### Challenge
Write out each line of the material again, word for word.

### Data for this task
○ ○ ○ ○ ○
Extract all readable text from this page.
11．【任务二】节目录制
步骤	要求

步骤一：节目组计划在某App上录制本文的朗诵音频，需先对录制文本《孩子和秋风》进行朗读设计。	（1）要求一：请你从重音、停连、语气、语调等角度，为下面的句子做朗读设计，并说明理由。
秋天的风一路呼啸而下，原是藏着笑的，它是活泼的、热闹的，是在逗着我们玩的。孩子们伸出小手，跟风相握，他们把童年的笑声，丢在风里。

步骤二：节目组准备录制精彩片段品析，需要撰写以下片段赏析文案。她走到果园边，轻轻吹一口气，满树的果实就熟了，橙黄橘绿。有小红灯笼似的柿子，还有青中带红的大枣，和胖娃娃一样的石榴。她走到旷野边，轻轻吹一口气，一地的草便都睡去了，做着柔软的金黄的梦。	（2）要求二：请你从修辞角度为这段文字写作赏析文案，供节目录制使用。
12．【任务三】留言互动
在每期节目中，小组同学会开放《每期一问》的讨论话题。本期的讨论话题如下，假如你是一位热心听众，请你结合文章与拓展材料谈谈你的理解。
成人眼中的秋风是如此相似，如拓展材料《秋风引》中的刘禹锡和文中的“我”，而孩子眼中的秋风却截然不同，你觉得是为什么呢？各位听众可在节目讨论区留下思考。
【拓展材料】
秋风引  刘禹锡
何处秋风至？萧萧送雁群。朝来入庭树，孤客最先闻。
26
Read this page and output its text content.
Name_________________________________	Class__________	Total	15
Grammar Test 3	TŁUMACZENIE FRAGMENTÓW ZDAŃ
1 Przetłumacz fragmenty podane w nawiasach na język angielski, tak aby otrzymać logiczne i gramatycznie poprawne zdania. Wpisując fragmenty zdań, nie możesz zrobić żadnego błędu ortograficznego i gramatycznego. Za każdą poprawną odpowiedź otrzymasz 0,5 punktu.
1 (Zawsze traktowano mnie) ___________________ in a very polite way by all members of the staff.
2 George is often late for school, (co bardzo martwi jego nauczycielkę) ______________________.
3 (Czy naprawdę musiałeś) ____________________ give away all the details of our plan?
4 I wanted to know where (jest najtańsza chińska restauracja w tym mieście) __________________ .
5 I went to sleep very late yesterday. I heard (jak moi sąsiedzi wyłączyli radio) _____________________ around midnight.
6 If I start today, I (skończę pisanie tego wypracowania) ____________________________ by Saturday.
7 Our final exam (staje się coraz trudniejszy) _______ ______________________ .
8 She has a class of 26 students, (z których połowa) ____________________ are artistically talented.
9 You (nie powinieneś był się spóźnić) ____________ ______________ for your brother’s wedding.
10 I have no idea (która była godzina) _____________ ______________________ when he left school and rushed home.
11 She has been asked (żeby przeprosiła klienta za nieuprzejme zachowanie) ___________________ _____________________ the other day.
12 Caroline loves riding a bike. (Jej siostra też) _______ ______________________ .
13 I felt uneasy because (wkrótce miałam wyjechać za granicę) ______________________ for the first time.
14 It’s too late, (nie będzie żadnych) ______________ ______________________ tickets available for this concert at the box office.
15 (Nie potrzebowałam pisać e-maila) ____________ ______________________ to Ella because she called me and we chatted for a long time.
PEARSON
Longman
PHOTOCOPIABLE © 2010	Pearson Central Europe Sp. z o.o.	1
○ ○ ○ ○ ○
### Complete answer
Extract all readable text from this page.
11．【任务二】节目录制
步骤	要求

步骤一：节目组计划在某App上录制本文的朗诵音频，需先对录制文本《孩子和秋风》进行朗读设计。	（1）要求一：请你从重音、停连、语气、语调等角度，为下面的句子做朗读设计，并说明理由。
秋天的风一路呼啸而下，原是藏着笑的，它是活泼的、热闹的，是在逗着我们玩的。孩子们伸出小手，跟风相握，他们把童年的笑声，丢在风里。

步骤二：节目组准备录制精彩片段品析，需要撰写以下片段赏析文案。她走到果园边，轻轻吹一口气，满树的果实就熟了，橙黄橘绿。有小红灯笼似的柿子，还有青中带红的大枣，和胖娃娃一样的石榴。她走到旷野边，轻轻吹一口气，一地的草便都睡去了，做着柔软的金黄的梦。	（2）要求二：请你从修辞角度为这段文字写作赏析文案，供节目录制使用。
12．【任务三】留言互动
在每期节目中，小组同学会开放《每期一问》的讨论话题。本期的讨论话题如下，假如你是一位热心听众，请你结合文章与拓展材料谈谈你的理解。
成人眼中的秋风是如此相似，如拓展材料《秋风引》中的刘禹锡和文中的“我”，而孩子眼中的秋风却截然不同，你觉得是为什么呢？各位听众可在节目讨论区留下思考。
【拓展材料】
秋风引  刘禹锡
何处秋风至？萧萧送雁群。朝来入庭树，孤客最先闻。
26
Read this page and output its text content.
Name_________________________________	Class__________	Total	15
Grammar Test 3	TŁUMACZENIE FRAGMENTÓW ZDAŃ
1 Przetłumacz fragmenty podane w nawiasach na język angielski, tak aby otrzymać logiczne i gramatycznie poprawne zdania. Wpisując fragmenty zdań, nie możesz zrobić żadnego błędu ortograficznego i gramatycznego. Za każdą poprawną odpowiedź otrzymasz 0,5 punktu.
1 (Zawsze traktowano mnie) ___________________ in a very polite way by all members of the staff.
2 George is often late for school, (co bardzo martwi jego nauczycielkę) ______________________.
3 (Czy naprawdę musiałeś) ____________________ give away all the details of our plan?
4 I wanted to know where (jest najtańsza chińska restauracja w tym mieście) __________________ .
5 I went to sleep very late yesterday. I heard (jak moi sąsiedzi wyłączyli radio) _____________________ around midnight.
6 If I start today, I (skończę pisanie tego wypracowania) ____________________________ by Saturday.
7 Our final exam (staje się coraz trudniejszy) _______ ______________________ .
8 She has a class of 26 students, (z których połowa) ____________________ are artistically talented.
9 You (nie powinieneś był się spóźnić) ____________ ______________ for your brother’s wedding.
10 I have no idea (która była godzina) _____________ ______________________ when he left school and rushed home.
11 She has been asked (żeby przeprosiła klienta za nieuprzejme zachowanie) ___________________ _____________________ the other day.
12 Caroline loves riding a bike. (Jej siostra też) _______ ______________________ .
13 I felt uneasy because (wkrótce miałam wyjechać za granicę) ______________________ for the first time.
14 It’s too late, (nie będzie żadnych) ______________ ______________________ tickets available for this concert at the box office.
15 (Nie potrzebowałam pisać e-maila) ____________ ______________________ to Ella because she called me and we chatted for a long time.
PEARSON
Longman
PHOTOCOPIABLE © 2010	Pearson Central Europe Sp. z o.o.	1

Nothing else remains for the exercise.